## [Data supplied]
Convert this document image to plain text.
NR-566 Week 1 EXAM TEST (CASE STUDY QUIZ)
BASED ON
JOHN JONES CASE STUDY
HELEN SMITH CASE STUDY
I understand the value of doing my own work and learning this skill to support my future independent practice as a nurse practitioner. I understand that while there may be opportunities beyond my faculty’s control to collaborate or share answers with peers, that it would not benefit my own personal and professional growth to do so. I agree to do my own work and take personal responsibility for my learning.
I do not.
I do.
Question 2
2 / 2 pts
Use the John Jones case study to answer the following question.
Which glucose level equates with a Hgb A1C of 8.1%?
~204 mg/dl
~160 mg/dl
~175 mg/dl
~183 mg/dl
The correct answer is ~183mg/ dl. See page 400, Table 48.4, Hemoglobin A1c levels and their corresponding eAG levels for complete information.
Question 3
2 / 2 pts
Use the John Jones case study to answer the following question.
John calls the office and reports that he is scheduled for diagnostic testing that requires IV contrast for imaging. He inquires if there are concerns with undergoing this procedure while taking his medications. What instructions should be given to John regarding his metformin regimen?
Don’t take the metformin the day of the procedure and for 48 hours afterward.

## [Required task]
Provide an exact reproduction of all the entries shown above.

## [The response]
Convert this document image to plain text.
NR-566 Week 1 EXAM TEST (CASE STUDY QUIZ)
BASED ON
JOHN JONES CASE STUDY
HELEN SMITH CASE STUDY
I understand the value of doing my own work and learning this skill to support my future independent practice as a nurse practitioner. I understand that while there may be opportunities beyond my faculty’s control to collaborate or share answers with peers, that it would not benefit my own personal and professional growth to do so. I agree to do my own work and take personal responsibility for my learning.
I do not.
I do.
Question 2
2 / 2 pts
Use the John Jones case study to answer the following question.
Which glucose level equates with a Hgb A1C of 8.1%?
~204 mg/dl
~160 mg/dl
~175 mg/dl
~183 mg/dl
The correct answer is ~183mg/ dl. See page 400, Table 48.4, Hemoglobin A1c levels and their corresponding eAG levels for complete information.
Question 3
2 / 2 pts
Use the John Jones case study to answer the following question.
John calls the office and reports that he is scheduled for diagnostic testing that requires IV contrast for imaging. He inquires if there are concerns with undergoing this procedure while taking his medications. What instructions should be given to John regarding his metformin regimen?
Don’t take the metformin the day of the procedure and for 48 hours afterward.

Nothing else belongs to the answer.